* **Written exercise**: Go through the data below and gather each line containing "values".

* **Dataset records on visual material**:
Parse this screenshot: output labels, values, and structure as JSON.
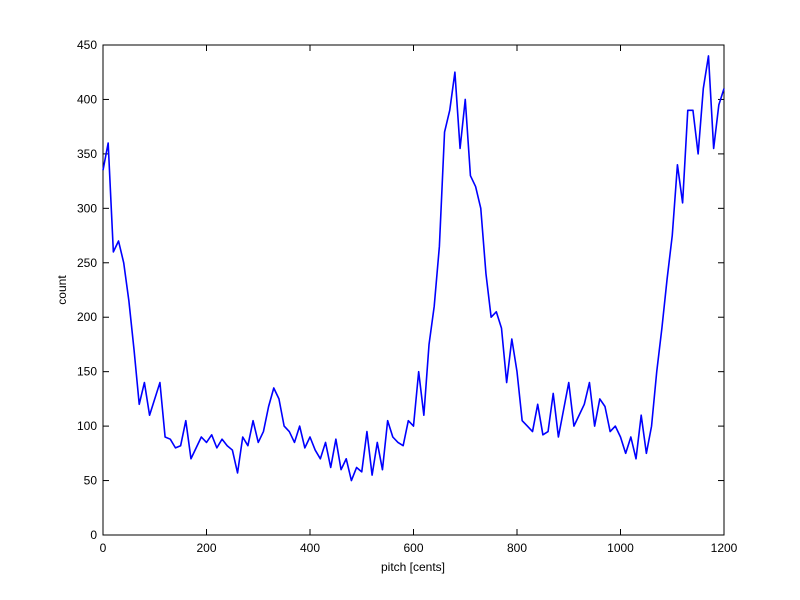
{
  "chart_data": {
    "type": "line",
    "xlabel": "pitch [cents]",
    "ylabel": "count",
    "x": [
      0,
      10,
      20,
      30,
      40,
      50,
      60,
      70,
      80,
      90,
      100,
      110,
      120,
      130,
      140,
      150,
      160,
      170,
      180,
      190,
      200,
      210,
      220,
      230,
      240,
      250,
      260,
      270,
      280,
      290,
      300,
      310,
      320,
      330,
      340,
      350,
      360,
      370,
      380,
      390,
      400,
      410,
      420,
      430,
      440,
      450,
      460,
      470,
      480,
      490,
      500,
      510,
      520,
      530,
      540,
      550,
      560,
      570,
      580,
      590,
      600,
      610,
      620,
      630,
      640,
      650,
      660,
      670,
      680,
      690,
      700,
      710,
      720,
      730,
      740,
      750,
      760,
      770,
      780,
      790,
      800,
      810,
      820,
      830,
      840,
      850,
      860,
      870,
      880,
      890,
      900,
      910,
      920,
      930,
      940,
      950,
      960,
      970,
      980,
      990,
      1000,
      1010,
      1020,
      1030,
      1040,
      1050,
      1060,
      1070,
      1080,
      1090,
      1100,
      1110,
      1120,
      1130,
      1140,
      1150,
      1160,
      1170,
      1180,
      1190,
      1200
    ],
    "series": [
      {
        "name": "count",
        "color": "#0000ff",
        "values": [
          335,
          360,
          260,
          270,
          250,
          215,
          170,
          120,
          140,
          110,
          125,
          140,
          90,
          88,
          80,
          82,
          105,
          70,
          80,
          90,
          85,
          92,
          80,
          88,
          82,
          78,
          57,
          90,
          82,
          105,
          85,
          95,
          118,
          135,
          125,
          100,
          95,
          85,
          100,
          80,
          90,
          78,
          70,
          85,
          62,
          88,
          60,
          70,
          50,
          62,
          58,
          95,
          55,
          85,
          60,
          105,
          90,
          85,
          82,
          105,
          100,
          150,
          110,
          175,
          210,
          265,
          370,
          390,
          425,
          355,
          400,
          330,
          320,
          300,
          240,
          200,
          205,
          190,
          140,
          180,
          150,
          105,
          100,
          95,
          120,
          92,
          95,
          130,
          90,
          115,
          140,
          100,
          110,
          120,
          140,
          100,
          125,
          118,
          95,
          100,
          90,
          75,
          90,
          70,
          110,
          75,
          100,
          150,
          190,
          235,
          275,
          340,
          305,
          390,
          390,
          350,
          410,
          440,
          355,
          395,
          410
        ]
      }
    ],
    "xlim": [
      0,
      1200
    ],
    "xticks": [
      0,
      200,
      400,
      600,
      800,
      1000,
      1200
    ],
    "ylim": [
      0,
      450
    ],
    "yticks": [
      0,
      50,
      100,
      150,
      200,
      250,
      300,
      350,
      400,
      450
    ],
    "grid": false
  }
}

* **Exercise solution**:
Parse this screenshot: output labels, values, and structure as JSON.
        "values": [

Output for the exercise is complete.